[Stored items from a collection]

==============================

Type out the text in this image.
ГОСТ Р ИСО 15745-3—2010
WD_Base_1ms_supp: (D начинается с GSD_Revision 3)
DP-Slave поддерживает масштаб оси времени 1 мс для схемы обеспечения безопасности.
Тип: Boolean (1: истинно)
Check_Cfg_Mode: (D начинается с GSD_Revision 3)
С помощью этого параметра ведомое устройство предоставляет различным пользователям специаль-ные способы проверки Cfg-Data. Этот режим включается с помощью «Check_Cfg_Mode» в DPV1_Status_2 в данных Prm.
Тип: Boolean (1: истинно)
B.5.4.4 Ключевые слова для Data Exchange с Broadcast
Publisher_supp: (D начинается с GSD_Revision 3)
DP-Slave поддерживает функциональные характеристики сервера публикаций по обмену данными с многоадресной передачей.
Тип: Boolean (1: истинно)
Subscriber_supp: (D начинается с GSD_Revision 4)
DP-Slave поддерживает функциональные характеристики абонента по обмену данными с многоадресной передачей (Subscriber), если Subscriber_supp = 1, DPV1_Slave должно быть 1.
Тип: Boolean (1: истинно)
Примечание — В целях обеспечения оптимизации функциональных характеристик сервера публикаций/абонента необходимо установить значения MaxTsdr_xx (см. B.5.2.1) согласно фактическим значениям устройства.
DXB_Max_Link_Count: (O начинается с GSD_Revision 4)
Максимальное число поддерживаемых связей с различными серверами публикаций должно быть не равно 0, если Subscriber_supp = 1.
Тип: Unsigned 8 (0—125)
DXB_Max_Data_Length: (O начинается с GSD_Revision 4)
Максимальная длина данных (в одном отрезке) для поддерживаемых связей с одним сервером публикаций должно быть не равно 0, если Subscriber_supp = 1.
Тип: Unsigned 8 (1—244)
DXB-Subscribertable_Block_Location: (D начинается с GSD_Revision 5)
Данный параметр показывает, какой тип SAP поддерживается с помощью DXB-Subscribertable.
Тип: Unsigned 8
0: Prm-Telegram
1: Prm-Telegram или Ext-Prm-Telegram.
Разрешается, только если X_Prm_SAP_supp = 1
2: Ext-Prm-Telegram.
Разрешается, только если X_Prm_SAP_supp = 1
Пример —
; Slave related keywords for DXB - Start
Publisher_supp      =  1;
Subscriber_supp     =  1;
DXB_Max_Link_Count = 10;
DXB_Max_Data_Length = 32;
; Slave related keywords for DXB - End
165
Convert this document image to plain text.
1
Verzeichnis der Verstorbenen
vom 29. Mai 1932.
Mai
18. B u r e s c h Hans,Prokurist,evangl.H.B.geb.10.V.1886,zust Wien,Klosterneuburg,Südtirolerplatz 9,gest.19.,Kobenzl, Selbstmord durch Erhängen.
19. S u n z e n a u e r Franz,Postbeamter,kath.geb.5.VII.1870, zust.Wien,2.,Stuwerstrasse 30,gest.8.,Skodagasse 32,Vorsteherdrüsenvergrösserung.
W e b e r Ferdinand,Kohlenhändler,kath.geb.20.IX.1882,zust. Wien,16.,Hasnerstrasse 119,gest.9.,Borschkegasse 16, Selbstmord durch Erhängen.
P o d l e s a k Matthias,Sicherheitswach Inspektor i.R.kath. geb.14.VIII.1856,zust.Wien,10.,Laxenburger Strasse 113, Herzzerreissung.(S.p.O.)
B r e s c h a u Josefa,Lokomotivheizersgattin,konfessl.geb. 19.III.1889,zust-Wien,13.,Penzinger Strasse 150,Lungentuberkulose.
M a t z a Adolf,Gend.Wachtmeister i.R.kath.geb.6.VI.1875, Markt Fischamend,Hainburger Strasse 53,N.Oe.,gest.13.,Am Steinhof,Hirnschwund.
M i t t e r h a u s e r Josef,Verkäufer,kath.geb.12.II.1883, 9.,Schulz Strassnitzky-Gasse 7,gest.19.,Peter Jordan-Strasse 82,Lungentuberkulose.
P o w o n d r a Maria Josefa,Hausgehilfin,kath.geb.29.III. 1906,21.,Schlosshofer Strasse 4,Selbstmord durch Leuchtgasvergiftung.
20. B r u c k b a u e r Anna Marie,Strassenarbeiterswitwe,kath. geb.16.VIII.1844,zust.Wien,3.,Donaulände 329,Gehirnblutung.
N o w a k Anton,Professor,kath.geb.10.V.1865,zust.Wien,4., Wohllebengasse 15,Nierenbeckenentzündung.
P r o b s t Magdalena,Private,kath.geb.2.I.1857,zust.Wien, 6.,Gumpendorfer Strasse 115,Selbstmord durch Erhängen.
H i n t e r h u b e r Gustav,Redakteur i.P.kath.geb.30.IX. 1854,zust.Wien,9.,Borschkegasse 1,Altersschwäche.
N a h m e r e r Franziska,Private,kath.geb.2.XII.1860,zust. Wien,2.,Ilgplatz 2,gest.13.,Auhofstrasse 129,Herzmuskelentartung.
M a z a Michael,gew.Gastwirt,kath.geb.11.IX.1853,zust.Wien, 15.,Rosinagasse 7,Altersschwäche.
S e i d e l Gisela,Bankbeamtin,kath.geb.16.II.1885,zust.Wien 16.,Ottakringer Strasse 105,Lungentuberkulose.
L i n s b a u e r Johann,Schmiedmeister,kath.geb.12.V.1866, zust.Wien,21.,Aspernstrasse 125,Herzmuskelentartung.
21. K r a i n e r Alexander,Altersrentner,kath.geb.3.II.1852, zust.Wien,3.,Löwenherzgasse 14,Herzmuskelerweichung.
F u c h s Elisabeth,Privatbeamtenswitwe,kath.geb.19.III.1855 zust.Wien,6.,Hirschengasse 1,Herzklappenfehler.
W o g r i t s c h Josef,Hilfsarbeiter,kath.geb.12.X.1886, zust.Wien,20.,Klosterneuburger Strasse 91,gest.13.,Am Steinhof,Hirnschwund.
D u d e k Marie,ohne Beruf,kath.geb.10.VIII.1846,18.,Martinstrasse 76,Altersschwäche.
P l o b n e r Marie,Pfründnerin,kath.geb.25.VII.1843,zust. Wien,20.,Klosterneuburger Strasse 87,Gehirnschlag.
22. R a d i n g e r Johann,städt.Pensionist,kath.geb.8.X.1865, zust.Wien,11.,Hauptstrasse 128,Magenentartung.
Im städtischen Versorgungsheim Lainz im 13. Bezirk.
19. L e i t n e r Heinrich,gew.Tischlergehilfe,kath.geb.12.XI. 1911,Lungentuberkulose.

==============================

Reproduce the records above exactly as they appear.

Type out the text in this image.
ГОСТ Р ИСО 15745-3—2010
WD_Base_1ms_supp: (D начинается с GSD_Revision 3)
DP-Slave поддерживает масштаб оси времени 1 мс для схемы обеспечения безопасности.
Тип: Boolean (1: истинно)
Check_Cfg_Mode: (D начинается с GSD_Revision 3)
С помощью этого параметра ведомое устройство предоставляет различным пользователям специаль-ные способы проверки Cfg-Data. Этот режим включается с помощью «Check_Cfg_Mode» в DPV1_Status_2 в данных Prm.
Тип: Boolean (1: истинно)
B.5.4.4 Ключевые слова для Data Exchange с Broadcast
Publisher_supp: (D начинается с GSD_Revision 3)
DP-Slave поддерживает функциональные характеристики сервера публикаций по обмену данными с многоадресной передачей.
Тип: Boolean (1: истинно)
Subscriber_supp: (D начинается с GSD_Revision 4)
DP-Slave поддерживает функциональные характеристики абонента по обмену данными с многоадресной передачей (Subscriber), если Subscriber_supp = 1, DPV1_Slave должно быть 1.
Тип: Boolean (1: истинно)
Примечание — В целях обеспечения оптимизации функциональных характеристик сервера публикаций/абонента необходимо установить значения MaxTsdr_xx (см. B.5.2.1) согласно фактическим значениям устройства.
DXB_Max_Link_Count: (O начинается с GSD_Revision 4)
Максимальное число поддерживаемых связей с различными серверами публикаций должно быть не равно 0, если Subscriber_supp = 1.
Тип: Unsigned 8 (0—125)
DXB_Max_Data_Length: (O начинается с GSD_Revision 4)
Максимальная длина данных (в одном отрезке) для поддерживаемых связей с одним сервером публикаций должно быть не равно 0, если Subscriber_supp = 1.
Тип: Unsigned 8 (1—244)
DXB-Subscribertable_Block_Location: (D начинается с GSD_Revision 5)
Данный параметр показывает, какой тип SAP поддерживается с помощью DXB-Subscribertable.
Тип: Unsigned 8
0: Prm-Telegram
1: Prm-Telegram или Ext-Prm-Telegram.
Разрешается, только если X_Prm_SAP_supp = 1
2: Ext-Prm-Telegram.
Разрешается, только если X_Prm_SAP_supp = 1
Пример —
; Slave related keywords for DXB - Start
Publisher_supp      =  1;
Subscriber_supp     =  1;
DXB_Max_Link_Count = 10;
DXB_Max_Data_Length = 32;
; Slave related keywords for DXB - End
165
Convert this document image to plain text.
1
Verzeichnis der Verstorbenen
vom 29. Mai 1932.
Mai
18. B u r e s c h Hans,Prokurist,evangl.H.B.geb.10.V.1886,zust Wien,Klosterneuburg,Südtirolerplatz 9,gest.19.,Kobenzl, Selbstmord durch Erhängen.
19. S u n z e n a u e r Franz,Postbeamter,kath.geb.5.VII.1870, zust.Wien,2.,Stuwerstrasse 30,gest.8.,Skodagasse 32,Vorsteherdrüsenvergrösserung.
W e b e r Ferdinand,Kohlenhändler,kath.geb.20.IX.1882,zust. Wien,16.,Hasnerstrasse 119,gest.9.,Borschkegasse 16, Selbstmord durch Erhängen.
P o d l e s a k Matthias,Sicherheitswach Inspektor i.R.kath. geb.14.VIII.1856,zust.Wien,10.,Laxenburger Strasse 113, Herzzerreissung.(S.p.O.)
B r e s c h a u Josefa,Lokomotivheizersgattin,konfessl.geb. 19.III.1889,zust-Wien,13.,Penzinger Strasse 150,Lungentuberkulose.
M a t z a Adolf,Gend.Wachtmeister i.R.kath.geb.6.VI.1875, Markt Fischamend,Hainburger Strasse 53,N.Oe.,gest.13.,Am Steinhof,Hirnschwund.
M i t t e r h a u s e r Josef,Verkäufer,kath.geb.12.II.1883, 9.,Schulz Strassnitzky-Gasse 7,gest.19.,Peter Jordan-Strasse 82,Lungentuberkulose.
P o w o n d r a Maria Josefa,Hausgehilfin,kath.geb.29.III. 1906,21.,Schlosshofer Strasse 4,Selbstmord durch Leuchtgasvergiftung.
20. B r u c k b a u e r Anna Marie,Strassenarbeiterswitwe,kath. geb.16.VIII.1844,zust.Wien,3.,Donaulände 329,Gehirnblutung.
N o w a k Anton,Professor,kath.geb.10.V.1865,zust.Wien,4., Wohllebengasse 15,Nierenbeckenentzündung.
P r o b s t Magdalena,Private,kath.geb.2.I.1857,zust.Wien, 6.,Gumpendorfer Strasse 115,Selbstmord durch Erhängen.
H i n t e r h u b e r Gustav,Redakteur i.P.kath.geb.30.IX. 1854,zust.Wien,9.,Borschkegasse 1,Altersschwäche.
N a h m e r e r Franziska,Private,kath.geb.2.XII.1860,zust. Wien,2.,Ilgplatz 2,gest.13.,Auhofstrasse 129,Herzmuskelentartung.
M a z a Michael,gew.Gastwirt,kath.geb.11.IX.1853,zust.Wien, 15.,Rosinagasse 7,Altersschwäche.
S e i d e l Gisela,Bankbeamtin,kath.geb.16.II.1885,zust.Wien 16.,Ottakringer Strasse 105,Lungentuberkulose.
L i n s b a u e r Johann,Schmiedmeister,kath.geb.12.V.1866, zust.Wien,21.,Aspernstrasse 125,Herzmuskelentartung.
21. K r a i n e r Alexander,Altersrentner,kath.geb.3.II.1852, zust.Wien,3.,Löwenherzgasse 14,Herzmuskelerweichung.
F u c h s Elisabeth,Privatbeamtenswitwe,kath.geb.19.III.1855 zust.Wien,6.,Hirschengasse 1,Herzklappenfehler.
W o g r i t s c h Josef,Hilfsarbeiter,kath.geb.12.X.1886, zust.Wien,20.,Klosterneuburger Strasse 91,gest.13.,Am Steinhof,Hirnschwund.
D u d e k Marie,ohne Beruf,kath.geb.10.VIII.1846,18.,Martinstrasse 76,Altersschwäche.
P l o b n e r Marie,Pfründnerin,kath.geb.25.VII.1843,zust. Wien,20.,Klosterneuburger Strasse 87,Gehirnschlag.
22. R a d i n g e r Johann,städt.Pensionist,kath.geb.8.X.1865, zust.Wien,11.,Hauptstrasse 128,Magenentartung.
Im städtischen Versorgungsheim Lainz im 13. Bezirk.
19. L e i t n e r Heinrich,gew.Tischlergehilfe,kath.geb.12.XI. 1911,Lungentuberkulose.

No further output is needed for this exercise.